## EXERCISE
Take the records underneath and set them down exactly.

::::

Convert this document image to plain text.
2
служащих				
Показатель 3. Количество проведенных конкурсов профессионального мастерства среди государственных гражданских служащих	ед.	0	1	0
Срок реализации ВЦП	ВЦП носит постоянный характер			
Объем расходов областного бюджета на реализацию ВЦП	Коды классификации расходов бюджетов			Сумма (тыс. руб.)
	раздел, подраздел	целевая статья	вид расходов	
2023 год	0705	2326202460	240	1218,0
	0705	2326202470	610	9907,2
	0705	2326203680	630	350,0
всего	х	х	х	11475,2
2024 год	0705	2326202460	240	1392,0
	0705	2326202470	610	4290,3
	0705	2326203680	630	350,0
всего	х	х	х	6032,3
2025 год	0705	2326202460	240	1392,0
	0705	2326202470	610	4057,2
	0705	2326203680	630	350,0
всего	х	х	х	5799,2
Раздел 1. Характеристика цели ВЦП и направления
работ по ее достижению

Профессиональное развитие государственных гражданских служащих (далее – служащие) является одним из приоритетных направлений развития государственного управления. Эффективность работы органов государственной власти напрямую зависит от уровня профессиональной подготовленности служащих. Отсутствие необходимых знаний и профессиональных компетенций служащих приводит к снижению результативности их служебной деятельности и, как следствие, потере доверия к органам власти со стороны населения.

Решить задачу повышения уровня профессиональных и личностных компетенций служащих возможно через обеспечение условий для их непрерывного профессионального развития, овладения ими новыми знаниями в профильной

::::

## SOLUTION FOR THIS PROBLEM
Convert this document image to plain text.
2
служащих				
Показатель 3. Количество проведенных конкурсов профессионального мастерства среди государственных гражданских служащих	ед.	0	1	0
Срок реализации ВЦП	ВЦП носит постоянный характер			
Объем расходов областного бюджета на реализацию ВЦП	Коды классификации расходов бюджетов			Сумма (тыс. руб.)
	раздел, подраздел	целевая статья	вид расходов	
2023 год	0705	2326202460	240	1218,0
	0705	2326202470	610	9907,2
	0705	2326203680	630	350,0
всего	х	х	х	11475,2
2024 год	0705	2326202460	240	1392,0
	0705	2326202470	610	4290,3
	0705	2326203680	630	350,0
всего	х	х	х	6032,3
2025 год	0705	2326202460	240	1392,0
	0705	2326202470	610	4057,2
	0705	2326203680	630	350,0
всего	х	х	х	5799,2
Раздел 1. Характеристика цели ВЦП и направления
работ по ее достижению

Профессиональное развитие государственных гражданских служащих (далее – служащие) является одним из приоритетных направлений развития государственного управления. Эффективность работы органов государственной власти напрямую зависит от уровня профессиональной подготовленности служащих. Отсутствие необходимых знаний и профессиональных компетенций служащих приводит к снижению результативности их служебной деятельности и, как следствие, потере доверия к органам власти со стороны населения.

Решить задачу повышения уровня профессиональных и личностных компетенций служащих возможно через обеспечение условий для их непрерывного профессионального развития, овладения ими новыми знаниями в профильной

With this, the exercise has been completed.